++++ Supplied records
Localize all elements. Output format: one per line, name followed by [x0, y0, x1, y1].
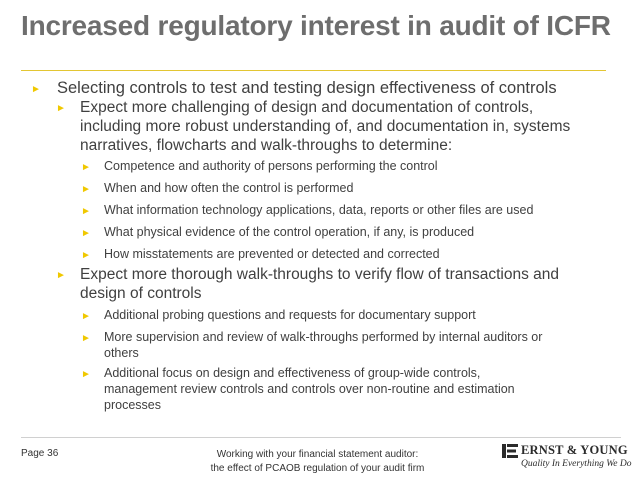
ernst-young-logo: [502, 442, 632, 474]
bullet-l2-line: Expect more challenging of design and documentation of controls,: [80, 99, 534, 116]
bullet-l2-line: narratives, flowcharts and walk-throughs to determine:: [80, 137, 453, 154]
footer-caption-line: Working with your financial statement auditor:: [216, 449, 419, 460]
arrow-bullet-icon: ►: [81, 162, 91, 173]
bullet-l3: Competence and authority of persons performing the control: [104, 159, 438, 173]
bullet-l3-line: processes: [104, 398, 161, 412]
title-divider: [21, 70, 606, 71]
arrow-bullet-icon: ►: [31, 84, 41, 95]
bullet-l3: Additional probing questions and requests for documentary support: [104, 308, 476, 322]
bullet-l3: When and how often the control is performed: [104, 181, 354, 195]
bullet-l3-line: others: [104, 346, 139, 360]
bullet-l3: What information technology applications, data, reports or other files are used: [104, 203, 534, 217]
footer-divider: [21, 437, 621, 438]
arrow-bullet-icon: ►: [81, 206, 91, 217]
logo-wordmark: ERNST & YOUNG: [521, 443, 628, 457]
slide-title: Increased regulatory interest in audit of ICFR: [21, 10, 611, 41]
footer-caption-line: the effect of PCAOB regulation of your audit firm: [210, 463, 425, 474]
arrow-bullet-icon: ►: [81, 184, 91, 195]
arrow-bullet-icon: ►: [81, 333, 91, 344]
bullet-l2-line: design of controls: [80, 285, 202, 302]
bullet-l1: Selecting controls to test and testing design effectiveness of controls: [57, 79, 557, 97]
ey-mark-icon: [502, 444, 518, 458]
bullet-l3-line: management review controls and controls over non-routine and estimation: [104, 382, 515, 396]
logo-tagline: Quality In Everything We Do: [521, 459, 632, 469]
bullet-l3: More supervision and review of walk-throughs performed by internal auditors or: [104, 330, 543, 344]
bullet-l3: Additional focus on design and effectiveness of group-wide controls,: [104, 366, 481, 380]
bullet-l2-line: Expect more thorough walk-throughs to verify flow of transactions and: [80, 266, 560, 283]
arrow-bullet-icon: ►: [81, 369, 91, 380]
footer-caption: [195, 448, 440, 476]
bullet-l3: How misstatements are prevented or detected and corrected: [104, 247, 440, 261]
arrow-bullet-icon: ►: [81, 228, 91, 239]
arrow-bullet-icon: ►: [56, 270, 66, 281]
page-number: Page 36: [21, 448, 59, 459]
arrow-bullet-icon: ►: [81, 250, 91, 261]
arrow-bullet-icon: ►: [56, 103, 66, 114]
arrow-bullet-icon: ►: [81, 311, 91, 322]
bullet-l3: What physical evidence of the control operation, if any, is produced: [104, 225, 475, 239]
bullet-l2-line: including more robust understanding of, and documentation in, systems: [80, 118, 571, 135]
++++++++
++++ Supplied records
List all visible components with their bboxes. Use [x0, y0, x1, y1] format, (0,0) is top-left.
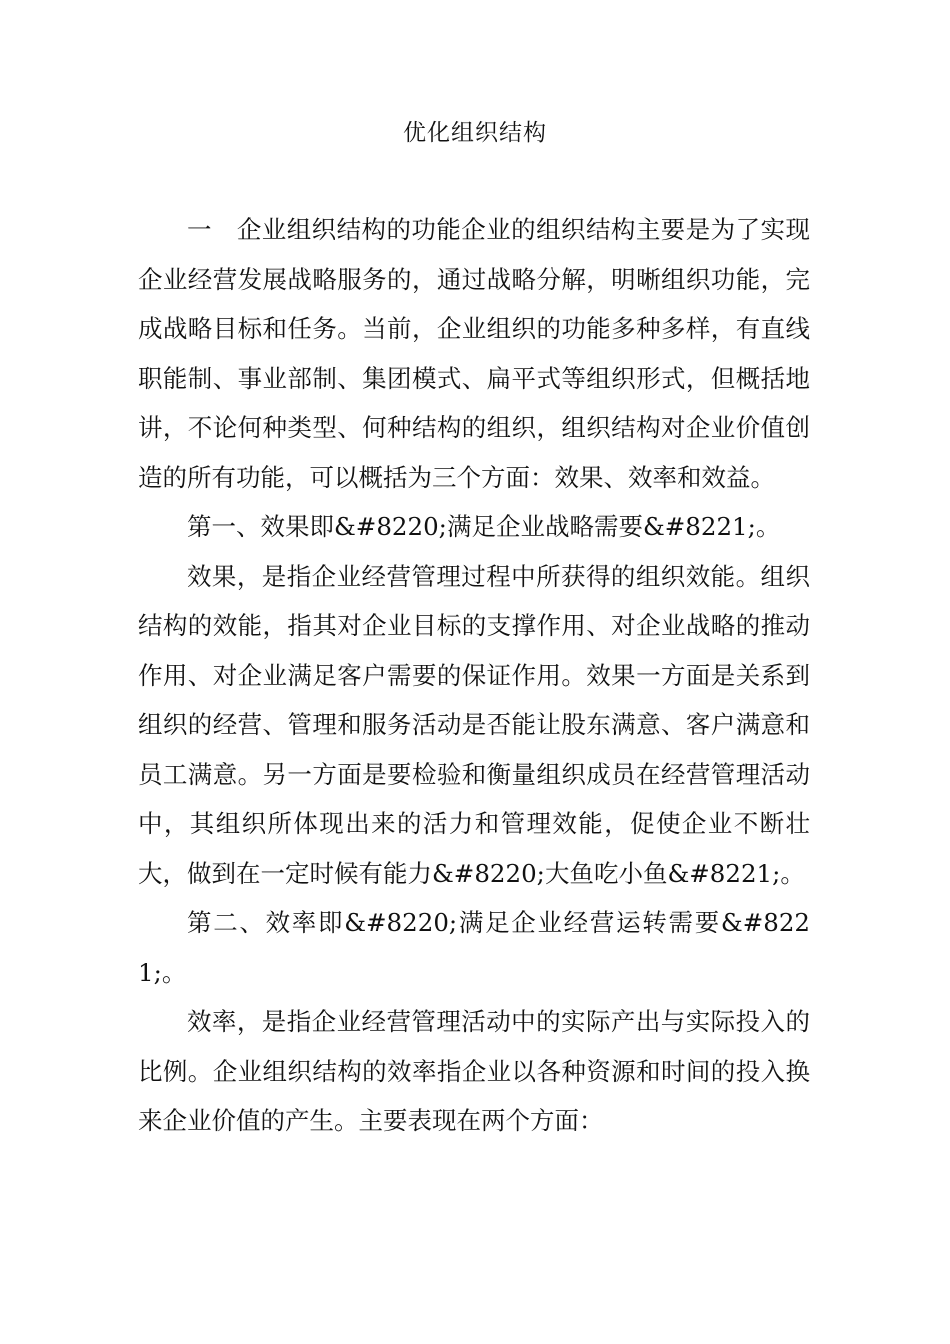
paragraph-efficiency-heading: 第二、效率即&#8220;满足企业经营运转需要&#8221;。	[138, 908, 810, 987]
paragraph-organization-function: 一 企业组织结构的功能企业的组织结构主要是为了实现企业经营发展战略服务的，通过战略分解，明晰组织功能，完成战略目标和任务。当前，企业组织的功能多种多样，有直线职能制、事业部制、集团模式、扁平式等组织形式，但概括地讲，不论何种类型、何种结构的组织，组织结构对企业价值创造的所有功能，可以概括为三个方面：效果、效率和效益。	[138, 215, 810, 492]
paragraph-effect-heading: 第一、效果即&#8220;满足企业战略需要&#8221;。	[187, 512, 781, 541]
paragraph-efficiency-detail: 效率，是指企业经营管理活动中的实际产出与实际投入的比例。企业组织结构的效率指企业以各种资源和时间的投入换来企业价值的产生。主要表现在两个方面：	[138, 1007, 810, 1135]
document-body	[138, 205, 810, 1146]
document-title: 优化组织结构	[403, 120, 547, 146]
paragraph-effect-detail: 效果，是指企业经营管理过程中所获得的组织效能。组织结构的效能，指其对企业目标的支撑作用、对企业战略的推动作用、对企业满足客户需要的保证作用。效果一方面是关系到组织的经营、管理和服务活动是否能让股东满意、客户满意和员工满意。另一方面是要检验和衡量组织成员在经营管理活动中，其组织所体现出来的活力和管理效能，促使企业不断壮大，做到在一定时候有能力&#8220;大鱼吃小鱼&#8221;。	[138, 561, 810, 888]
++++++++
Exercise details: Update the lines of the records from the line with "ernst-young-logo: [502, 442, 632, 474]" through the line with "arrow-bullet-icon: ►: [81, 184, 91, 195]" by replacing "arrow-bullet-icon" with "triangle-bullet-icon". Return only those lines and leave everything else in them unchanged.

Written response:
ernst-young-logo: [502, 442, 632, 474]
bullet-l2-line: Expect more challenging of design and documentation of controls,: [80, 99, 534, 116]
bullet-l2-line: narratives, flowcharts and walk-throughs to determine:: [80, 137, 453, 154]
footer-caption-line: Working with your financial statement auditor:: [216, 449, 419, 460]
triangle-bullet-icon: ►: [81, 162, 91, 173]
bullet-l3: Competence and authority of persons performing the control: [104, 159, 438, 173]
bullet-l3-line: processes: [104, 398, 161, 412]
title-divider: [21, 70, 606, 71]
triangle-bullet-icon: ►: [31, 84, 41, 95]
bullet-l3: Additional probing questions and requests for documentary support: [104, 308, 476, 322]
bullet-l3: When and how often the control is performed: [104, 181, 354, 195]
bullet-l3-line: others: [104, 346, 139, 360]
bullet-l3: What information technology applications, data, reports or other files are used: [104, 203, 534, 217]
footer-divider: [21, 437, 621, 438]
triangle-bullet-icon: ►: [81, 206, 91, 217]
logo-wordmark: ERNST & YOUNG: [521, 443, 628, 457]
slide-title: Increased regulatory interest in audit of ICFR: [21, 10, 611, 41]
footer-caption-line: the effect of PCAOB regulation of your audit firm: [210, 463, 425, 474]
triangle-bullet-icon: ►: [81, 184, 91, 195]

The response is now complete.